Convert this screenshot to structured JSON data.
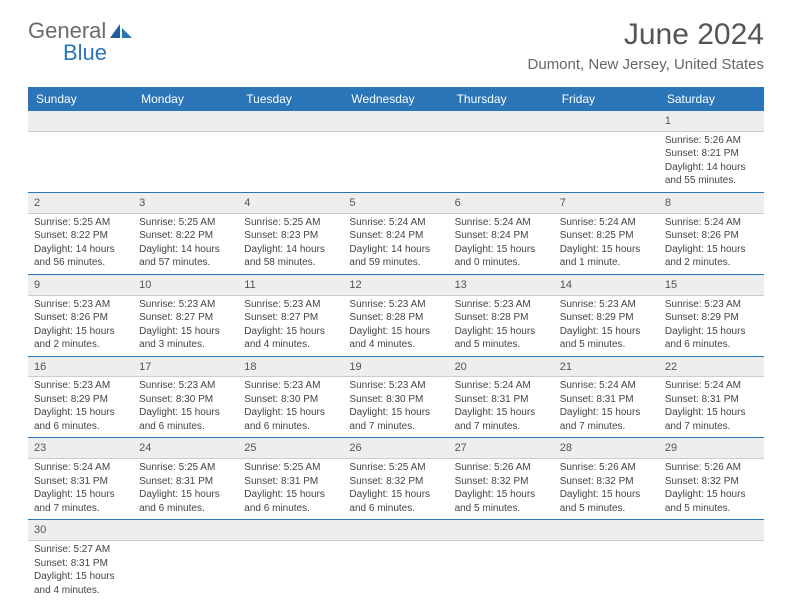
{
  "logo": {
    "text1": "General",
    "text2": "Blue",
    "color1": "#6a6a6a",
    "color2": "#2a74b8"
  },
  "title": "June 2024",
  "location": "Dumont, New Jersey, United States",
  "header_bg": "#2a74b8",
  "header_fg": "#ffffff",
  "daynum_bg": "#eeeeee",
  "row_border": "#2a74b8",
  "dayHeaders": [
    "Sunday",
    "Monday",
    "Tuesday",
    "Wednesday",
    "Thursday",
    "Friday",
    "Saturday"
  ],
  "weeks": [
    [
      null,
      null,
      null,
      null,
      null,
      null,
      {
        "n": "1",
        "sr": "5:26 AM",
        "ss": "8:21 PM",
        "dl": "14 hours and 55 minutes."
      }
    ],
    [
      {
        "n": "2",
        "sr": "5:25 AM",
        "ss": "8:22 PM",
        "dl": "14 hours and 56 minutes."
      },
      {
        "n": "3",
        "sr": "5:25 AM",
        "ss": "8:22 PM",
        "dl": "14 hours and 57 minutes."
      },
      {
        "n": "4",
        "sr": "5:25 AM",
        "ss": "8:23 PM",
        "dl": "14 hours and 58 minutes."
      },
      {
        "n": "5",
        "sr": "5:24 AM",
        "ss": "8:24 PM",
        "dl": "14 hours and 59 minutes."
      },
      {
        "n": "6",
        "sr": "5:24 AM",
        "ss": "8:24 PM",
        "dl": "15 hours and 0 minutes."
      },
      {
        "n": "7",
        "sr": "5:24 AM",
        "ss": "8:25 PM",
        "dl": "15 hours and 1 minute."
      },
      {
        "n": "8",
        "sr": "5:24 AM",
        "ss": "8:26 PM",
        "dl": "15 hours and 2 minutes."
      }
    ],
    [
      {
        "n": "9",
        "sr": "5:23 AM",
        "ss": "8:26 PM",
        "dl": "15 hours and 2 minutes."
      },
      {
        "n": "10",
        "sr": "5:23 AM",
        "ss": "8:27 PM",
        "dl": "15 hours and 3 minutes."
      },
      {
        "n": "11",
        "sr": "5:23 AM",
        "ss": "8:27 PM",
        "dl": "15 hours and 4 minutes."
      },
      {
        "n": "12",
        "sr": "5:23 AM",
        "ss": "8:28 PM",
        "dl": "15 hours and 4 minutes."
      },
      {
        "n": "13",
        "sr": "5:23 AM",
        "ss": "8:28 PM",
        "dl": "15 hours and 5 minutes."
      },
      {
        "n": "14",
        "sr": "5:23 AM",
        "ss": "8:29 PM",
        "dl": "15 hours and 5 minutes."
      },
      {
        "n": "15",
        "sr": "5:23 AM",
        "ss": "8:29 PM",
        "dl": "15 hours and 6 minutes."
      }
    ],
    [
      {
        "n": "16",
        "sr": "5:23 AM",
        "ss": "8:29 PM",
        "dl": "15 hours and 6 minutes."
      },
      {
        "n": "17",
        "sr": "5:23 AM",
        "ss": "8:30 PM",
        "dl": "15 hours and 6 minutes."
      },
      {
        "n": "18",
        "sr": "5:23 AM",
        "ss": "8:30 PM",
        "dl": "15 hours and 6 minutes."
      },
      {
        "n": "19",
        "sr": "5:23 AM",
        "ss": "8:30 PM",
        "dl": "15 hours and 7 minutes."
      },
      {
        "n": "20",
        "sr": "5:24 AM",
        "ss": "8:31 PM",
        "dl": "15 hours and 7 minutes."
      },
      {
        "n": "21",
        "sr": "5:24 AM",
        "ss": "8:31 PM",
        "dl": "15 hours and 7 minutes."
      },
      {
        "n": "22",
        "sr": "5:24 AM",
        "ss": "8:31 PM",
        "dl": "15 hours and 7 minutes."
      }
    ],
    [
      {
        "n": "23",
        "sr": "5:24 AM",
        "ss": "8:31 PM",
        "dl": "15 hours and 7 minutes."
      },
      {
        "n": "24",
        "sr": "5:25 AM",
        "ss": "8:31 PM",
        "dl": "15 hours and 6 minutes."
      },
      {
        "n": "25",
        "sr": "5:25 AM",
        "ss": "8:31 PM",
        "dl": "15 hours and 6 minutes."
      },
      {
        "n": "26",
        "sr": "5:25 AM",
        "ss": "8:32 PM",
        "dl": "15 hours and 6 minutes."
      },
      {
        "n": "27",
        "sr": "5:26 AM",
        "ss": "8:32 PM",
        "dl": "15 hours and 5 minutes."
      },
      {
        "n": "28",
        "sr": "5:26 AM",
        "ss": "8:32 PM",
        "dl": "15 hours and 5 minutes."
      },
      {
        "n": "29",
        "sr": "5:26 AM",
        "ss": "8:32 PM",
        "dl": "15 hours and 5 minutes."
      }
    ],
    [
      {
        "n": "30",
        "sr": "5:27 AM",
        "ss": "8:31 PM",
        "dl": "15 hours and 4 minutes."
      },
      null,
      null,
      null,
      null,
      null,
      null
    ]
  ],
  "labels": {
    "sunrise": "Sunrise:",
    "sunset": "Sunset:",
    "daylight": "Daylight:"
  }
}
****************************************
**Exercise**
Without including the pictures, return each record above exactly as it stands.

**Exercise result**
Convert this screenshot to structured JSON data.
{
  "logo": {
    "text1": "General",
    "text2": "Blue",
    "color1": "#6a6a6a",
    "color2": "#2a74b8"
  },
  "title": "June 2024",
  "location": "Dumont, New Jersey, United States",
  "header_bg": "#2a74b8",
  "header_fg": "#ffffff",
  "daynum_bg": "#eeeeee",
  "row_border": "#2a74b8",
  "dayHeaders": [
    "Sunday",
    "Monday",
    "Tuesday",
    "Wednesday",
    "Thursday",
    "Friday",
    "Saturday"
  ],
  "weeks": [
    [
      null,
      null,
      null,
      null,
      null,
      null,
      {
        "n": "1",
        "sr": "5:26 AM",
        "ss": "8:21 PM",
        "dl": "14 hours and 55 minutes."
      }
    ],
    [
      {
        "n": "2",
        "sr": "5:25 AM",
        "ss": "8:22 PM",
        "dl": "14 hours and 56 minutes."
      },
      {
        "n": "3",
        "sr": "5:25 AM",
        "ss": "8:22 PM",
        "dl": "14 hours and 57 minutes."
      },
      {
        "n": "4",
        "sr": "5:25 AM",
        "ss": "8:23 PM",
        "dl": "14 hours and 58 minutes."
      },
      {
        "n": "5",
        "sr": "5:24 AM",
        "ss": "8:24 PM",
        "dl": "14 hours and 59 minutes."
      },
      {
        "n": "6",
        "sr": "5:24 AM",
        "ss": "8:24 PM",
        "dl": "15 hours and 0 minutes."
      },
      {
        "n": "7",
        "sr": "5:24 AM",
        "ss": "8:25 PM",
        "dl": "15 hours and 1 minute."
      },
      {
        "n": "8",
        "sr": "5:24 AM",
        "ss": "8:26 PM",
        "dl": "15 hours and 2 minutes."
      }
    ],
    [
      {
        "n": "9",
        "sr": "5:23 AM",
        "ss": "8:26 PM",
        "dl": "15 hours and 2 minutes."
      },
      {
        "n": "10",
        "sr": "5:23 AM",
        "ss": "8:27 PM",
        "dl": "15 hours and 3 minutes."
      },
      {
        "n": "11",
        "sr": "5:23 AM",
        "ss": "8:27 PM",
        "dl": "15 hours and 4 minutes."
      },
      {
        "n": "12",
        "sr": "5:23 AM",
        "ss": "8:28 PM",
        "dl": "15 hours and 4 minutes."
      },
      {
        "n": "13",
        "sr": "5:23 AM",
        "ss": "8:28 PM",
        "dl": "15 hours and 5 minutes."
      },
      {
        "n": "14",
        "sr": "5:23 AM",
        "ss": "8:29 PM",
        "dl": "15 hours and 5 minutes."
      },
      {
        "n": "15",
        "sr": "5:23 AM",
        "ss": "8:29 PM",
        "dl": "15 hours and 6 minutes."
      }
    ],
    [
      {
        "n": "16",
        "sr": "5:23 AM",
        "ss": "8:29 PM",
        "dl": "15 hours and 6 minutes."
      },
      {
        "n": "17",
        "sr": "5:23 AM",
        "ss": "8:30 PM",
        "dl": "15 hours and 6 minutes."
      },
      {
        "n": "18",
        "sr": "5:23 AM",
        "ss": "8:30 PM",
        "dl": "15 hours and 6 minutes."
      },
      {
        "n": "19",
        "sr": "5:23 AM",
        "ss": "8:30 PM",
        "dl": "15 hours and 7 minutes."
      },
      {
        "n": "20",
        "sr": "5:24 AM",
        "ss": "8:31 PM",
        "dl": "15 hours and 7 minutes."
      },
      {
        "n": "21",
        "sr": "5:24 AM",
        "ss": "8:31 PM",
        "dl": "15 hours and 7 minutes."
      },
      {
        "n": "22",
        "sr": "5:24 AM",
        "ss": "8:31 PM",
        "dl": "15 hours and 7 minutes."
      }
    ],
    [
      {
        "n": "23",
        "sr": "5:24 AM",
        "ss": "8:31 PM",
        "dl": "15 hours and 7 minutes."
      },
      {
        "n": "24",
        "sr": "5:25 AM",
        "ss": "8:31 PM",
        "dl": "15 hours and 6 minutes."
      },
      {
        "n": "25",
        "sr": "5:25 AM",
        "ss": "8:31 PM",
        "dl": "15 hours and 6 minutes."
      },
      {
        "n": "26",
        "sr": "5:25 AM",
        "ss": "8:32 PM",
        "dl": "15 hours and 6 minutes."
      },
      {
        "n": "27",
        "sr": "5:26 AM",
        "ss": "8:32 PM",
        "dl": "15 hours and 5 minutes."
      },
      {
        "n": "28",
        "sr": "5:26 AM",
        "ss": "8:32 PM",
        "dl": "15 hours and 5 minutes."
      },
      {
        "n": "29",
        "sr": "5:26 AM",
        "ss": "8:32 PM",
        "dl": "15 hours and 5 minutes."
      }
    ],
    [
      {
        "n": "30",
        "sr": "5:27 AM",
        "ss": "8:31 PM",
        "dl": "15 hours and 4 minutes."
      },
      null,
      null,
      null,
      null,
      null,
      null
    ]
  ],
  "labels": {
    "sunrise": "Sunrise:",
    "sunset": "Sunset:",
    "daylight": "Daylight:"
  }
}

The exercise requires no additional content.